▸ GIVEN PROBLEM
Look through the lines of the material and count those containing "Manager". Give that count alone.

***** STORED ROWS *****

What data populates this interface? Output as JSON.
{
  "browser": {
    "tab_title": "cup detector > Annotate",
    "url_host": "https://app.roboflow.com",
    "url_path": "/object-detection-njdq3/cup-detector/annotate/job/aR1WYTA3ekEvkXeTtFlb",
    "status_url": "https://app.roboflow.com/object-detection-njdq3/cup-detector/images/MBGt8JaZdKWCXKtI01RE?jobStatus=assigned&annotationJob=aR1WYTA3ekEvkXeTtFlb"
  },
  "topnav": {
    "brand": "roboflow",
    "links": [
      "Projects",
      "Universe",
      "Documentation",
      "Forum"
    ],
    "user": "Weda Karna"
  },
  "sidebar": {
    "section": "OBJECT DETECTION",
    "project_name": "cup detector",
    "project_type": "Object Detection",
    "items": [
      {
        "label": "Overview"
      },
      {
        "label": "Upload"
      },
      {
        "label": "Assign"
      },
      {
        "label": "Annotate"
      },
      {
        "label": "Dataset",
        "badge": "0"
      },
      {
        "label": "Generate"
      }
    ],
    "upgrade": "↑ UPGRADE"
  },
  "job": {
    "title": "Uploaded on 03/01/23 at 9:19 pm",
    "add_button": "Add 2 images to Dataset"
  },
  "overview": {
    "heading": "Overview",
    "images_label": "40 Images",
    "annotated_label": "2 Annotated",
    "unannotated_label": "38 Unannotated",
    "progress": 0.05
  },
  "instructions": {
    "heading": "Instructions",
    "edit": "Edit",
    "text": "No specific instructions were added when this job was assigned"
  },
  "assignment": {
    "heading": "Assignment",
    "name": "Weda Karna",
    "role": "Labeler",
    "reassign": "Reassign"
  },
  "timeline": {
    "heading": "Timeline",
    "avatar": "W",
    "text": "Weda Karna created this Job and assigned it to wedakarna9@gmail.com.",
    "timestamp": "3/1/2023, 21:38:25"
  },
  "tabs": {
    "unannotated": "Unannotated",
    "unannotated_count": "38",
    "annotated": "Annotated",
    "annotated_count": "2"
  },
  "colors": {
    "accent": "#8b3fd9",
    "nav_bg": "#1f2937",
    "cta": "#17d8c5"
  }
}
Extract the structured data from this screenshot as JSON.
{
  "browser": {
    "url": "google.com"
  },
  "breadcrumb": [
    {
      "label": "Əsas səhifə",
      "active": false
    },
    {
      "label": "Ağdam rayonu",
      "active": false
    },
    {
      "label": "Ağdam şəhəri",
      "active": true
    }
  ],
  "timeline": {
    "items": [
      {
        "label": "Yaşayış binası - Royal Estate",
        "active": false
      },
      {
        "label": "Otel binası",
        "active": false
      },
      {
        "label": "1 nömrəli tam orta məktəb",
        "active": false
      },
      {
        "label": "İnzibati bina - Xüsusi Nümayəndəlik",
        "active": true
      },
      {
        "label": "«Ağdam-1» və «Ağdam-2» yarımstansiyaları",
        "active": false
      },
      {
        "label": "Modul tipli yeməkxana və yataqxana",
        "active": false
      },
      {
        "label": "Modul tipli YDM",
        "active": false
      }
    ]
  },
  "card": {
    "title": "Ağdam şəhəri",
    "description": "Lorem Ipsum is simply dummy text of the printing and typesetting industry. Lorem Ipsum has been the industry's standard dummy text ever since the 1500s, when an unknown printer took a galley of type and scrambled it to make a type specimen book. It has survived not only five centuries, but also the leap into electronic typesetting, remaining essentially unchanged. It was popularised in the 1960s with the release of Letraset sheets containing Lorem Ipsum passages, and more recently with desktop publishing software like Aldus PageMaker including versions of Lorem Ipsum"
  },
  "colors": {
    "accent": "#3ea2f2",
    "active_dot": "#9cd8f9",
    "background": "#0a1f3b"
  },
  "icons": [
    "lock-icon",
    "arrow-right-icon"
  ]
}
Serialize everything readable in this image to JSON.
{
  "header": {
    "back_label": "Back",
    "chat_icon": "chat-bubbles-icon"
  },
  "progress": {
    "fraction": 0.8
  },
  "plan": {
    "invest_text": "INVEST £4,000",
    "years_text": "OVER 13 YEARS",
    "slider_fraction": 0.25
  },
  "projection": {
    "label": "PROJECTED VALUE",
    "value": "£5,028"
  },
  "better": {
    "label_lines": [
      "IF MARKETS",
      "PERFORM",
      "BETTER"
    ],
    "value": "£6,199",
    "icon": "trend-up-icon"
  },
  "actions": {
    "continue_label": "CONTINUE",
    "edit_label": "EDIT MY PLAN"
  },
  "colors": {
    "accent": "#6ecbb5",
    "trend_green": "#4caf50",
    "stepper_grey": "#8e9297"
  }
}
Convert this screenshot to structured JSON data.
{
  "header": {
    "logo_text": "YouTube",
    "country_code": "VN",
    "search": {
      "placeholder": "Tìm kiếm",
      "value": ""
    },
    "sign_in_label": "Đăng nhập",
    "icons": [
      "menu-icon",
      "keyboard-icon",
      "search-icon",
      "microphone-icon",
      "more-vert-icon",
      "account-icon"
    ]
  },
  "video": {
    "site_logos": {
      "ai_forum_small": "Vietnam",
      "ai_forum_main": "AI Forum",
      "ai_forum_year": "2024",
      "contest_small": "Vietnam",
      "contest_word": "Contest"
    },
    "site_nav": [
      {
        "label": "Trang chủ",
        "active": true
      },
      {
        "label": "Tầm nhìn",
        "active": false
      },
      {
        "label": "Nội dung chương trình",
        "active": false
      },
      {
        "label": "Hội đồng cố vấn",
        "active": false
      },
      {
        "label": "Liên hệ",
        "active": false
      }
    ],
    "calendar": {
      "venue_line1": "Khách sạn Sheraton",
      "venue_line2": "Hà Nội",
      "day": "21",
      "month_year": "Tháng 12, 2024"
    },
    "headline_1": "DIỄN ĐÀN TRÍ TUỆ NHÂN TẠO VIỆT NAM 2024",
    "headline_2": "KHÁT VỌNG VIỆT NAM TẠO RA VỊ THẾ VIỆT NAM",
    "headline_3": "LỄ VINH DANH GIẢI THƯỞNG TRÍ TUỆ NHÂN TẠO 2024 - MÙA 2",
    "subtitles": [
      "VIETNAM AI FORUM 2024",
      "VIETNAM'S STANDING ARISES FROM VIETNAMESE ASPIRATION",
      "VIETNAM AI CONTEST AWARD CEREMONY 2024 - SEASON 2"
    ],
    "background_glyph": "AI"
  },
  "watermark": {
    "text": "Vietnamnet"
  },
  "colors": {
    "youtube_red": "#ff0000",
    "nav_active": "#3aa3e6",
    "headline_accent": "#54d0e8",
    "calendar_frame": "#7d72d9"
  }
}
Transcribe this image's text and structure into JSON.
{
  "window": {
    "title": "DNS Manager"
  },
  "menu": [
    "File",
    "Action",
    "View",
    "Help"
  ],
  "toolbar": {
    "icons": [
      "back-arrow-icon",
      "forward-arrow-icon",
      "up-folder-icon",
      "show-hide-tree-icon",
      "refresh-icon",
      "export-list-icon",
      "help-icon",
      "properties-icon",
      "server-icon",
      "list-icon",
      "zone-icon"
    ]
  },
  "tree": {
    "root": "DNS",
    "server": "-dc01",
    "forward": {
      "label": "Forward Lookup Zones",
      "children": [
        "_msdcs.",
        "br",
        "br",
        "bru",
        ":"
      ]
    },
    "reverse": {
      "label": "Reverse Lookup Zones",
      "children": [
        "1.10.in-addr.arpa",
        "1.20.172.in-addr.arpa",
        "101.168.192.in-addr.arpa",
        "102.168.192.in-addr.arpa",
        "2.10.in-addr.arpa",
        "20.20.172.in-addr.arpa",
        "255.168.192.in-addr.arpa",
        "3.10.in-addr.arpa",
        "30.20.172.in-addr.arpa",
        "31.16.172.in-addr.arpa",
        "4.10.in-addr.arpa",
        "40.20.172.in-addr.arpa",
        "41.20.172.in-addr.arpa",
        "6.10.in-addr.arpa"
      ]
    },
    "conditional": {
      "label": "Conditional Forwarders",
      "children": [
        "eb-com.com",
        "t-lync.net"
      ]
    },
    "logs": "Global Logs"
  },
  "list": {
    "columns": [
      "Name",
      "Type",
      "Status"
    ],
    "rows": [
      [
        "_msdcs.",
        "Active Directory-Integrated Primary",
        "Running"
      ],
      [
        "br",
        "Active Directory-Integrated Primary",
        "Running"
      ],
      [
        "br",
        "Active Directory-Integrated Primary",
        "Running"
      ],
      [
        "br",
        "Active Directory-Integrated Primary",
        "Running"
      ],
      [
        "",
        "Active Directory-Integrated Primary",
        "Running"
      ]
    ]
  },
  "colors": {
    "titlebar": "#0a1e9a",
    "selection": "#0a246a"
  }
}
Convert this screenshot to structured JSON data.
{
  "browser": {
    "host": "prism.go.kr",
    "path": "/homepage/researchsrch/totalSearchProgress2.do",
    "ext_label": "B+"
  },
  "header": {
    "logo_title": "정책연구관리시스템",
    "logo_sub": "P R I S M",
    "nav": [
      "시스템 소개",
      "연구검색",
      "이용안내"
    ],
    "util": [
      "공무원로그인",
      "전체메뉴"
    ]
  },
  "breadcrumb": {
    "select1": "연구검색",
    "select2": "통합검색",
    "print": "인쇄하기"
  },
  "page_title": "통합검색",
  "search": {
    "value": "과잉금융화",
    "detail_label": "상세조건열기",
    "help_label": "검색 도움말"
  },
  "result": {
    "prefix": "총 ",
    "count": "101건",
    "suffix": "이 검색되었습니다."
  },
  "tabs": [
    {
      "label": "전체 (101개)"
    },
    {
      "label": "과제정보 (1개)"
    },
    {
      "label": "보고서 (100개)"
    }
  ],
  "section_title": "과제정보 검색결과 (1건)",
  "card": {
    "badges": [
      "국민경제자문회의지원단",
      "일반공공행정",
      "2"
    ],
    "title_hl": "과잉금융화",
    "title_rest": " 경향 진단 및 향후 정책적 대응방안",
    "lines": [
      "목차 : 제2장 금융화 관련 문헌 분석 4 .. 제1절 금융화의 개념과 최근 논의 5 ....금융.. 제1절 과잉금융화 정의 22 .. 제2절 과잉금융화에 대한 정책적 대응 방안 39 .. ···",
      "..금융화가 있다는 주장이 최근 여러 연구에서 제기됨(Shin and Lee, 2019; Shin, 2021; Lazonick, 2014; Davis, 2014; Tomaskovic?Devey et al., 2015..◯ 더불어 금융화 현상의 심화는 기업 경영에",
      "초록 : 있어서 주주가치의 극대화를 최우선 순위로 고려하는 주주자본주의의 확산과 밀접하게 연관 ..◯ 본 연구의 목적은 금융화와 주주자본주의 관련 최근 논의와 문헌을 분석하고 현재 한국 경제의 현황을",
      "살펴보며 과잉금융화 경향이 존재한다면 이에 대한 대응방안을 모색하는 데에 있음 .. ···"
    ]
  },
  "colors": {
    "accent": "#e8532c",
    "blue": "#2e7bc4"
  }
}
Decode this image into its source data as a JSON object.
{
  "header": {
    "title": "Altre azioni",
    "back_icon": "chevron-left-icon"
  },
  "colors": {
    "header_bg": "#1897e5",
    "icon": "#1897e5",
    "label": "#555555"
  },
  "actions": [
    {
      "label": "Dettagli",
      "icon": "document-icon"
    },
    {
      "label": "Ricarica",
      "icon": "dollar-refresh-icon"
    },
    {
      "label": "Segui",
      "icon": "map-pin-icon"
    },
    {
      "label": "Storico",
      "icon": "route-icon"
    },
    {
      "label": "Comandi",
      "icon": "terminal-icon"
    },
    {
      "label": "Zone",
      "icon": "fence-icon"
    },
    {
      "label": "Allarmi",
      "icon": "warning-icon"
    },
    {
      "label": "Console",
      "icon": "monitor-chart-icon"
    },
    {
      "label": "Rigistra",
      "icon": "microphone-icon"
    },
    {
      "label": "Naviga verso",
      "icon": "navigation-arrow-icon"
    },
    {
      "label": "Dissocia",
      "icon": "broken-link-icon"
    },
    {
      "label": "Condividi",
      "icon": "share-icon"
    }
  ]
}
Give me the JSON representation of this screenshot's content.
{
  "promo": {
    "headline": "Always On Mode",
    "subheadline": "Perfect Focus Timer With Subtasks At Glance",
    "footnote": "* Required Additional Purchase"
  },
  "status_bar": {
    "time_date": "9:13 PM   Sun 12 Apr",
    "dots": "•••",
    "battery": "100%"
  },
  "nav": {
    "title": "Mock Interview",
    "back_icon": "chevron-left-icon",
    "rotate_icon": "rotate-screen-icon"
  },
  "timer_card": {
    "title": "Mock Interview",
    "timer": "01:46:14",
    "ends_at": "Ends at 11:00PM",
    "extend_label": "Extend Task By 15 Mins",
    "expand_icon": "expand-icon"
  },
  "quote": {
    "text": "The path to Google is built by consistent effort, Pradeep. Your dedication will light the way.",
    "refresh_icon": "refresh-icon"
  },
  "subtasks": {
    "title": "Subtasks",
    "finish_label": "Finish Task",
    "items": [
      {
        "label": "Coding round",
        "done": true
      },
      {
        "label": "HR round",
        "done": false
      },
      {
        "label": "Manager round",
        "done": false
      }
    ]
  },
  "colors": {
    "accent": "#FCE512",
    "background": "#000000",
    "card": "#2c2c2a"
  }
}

*****

▸ EXERCISE RESPONSE
2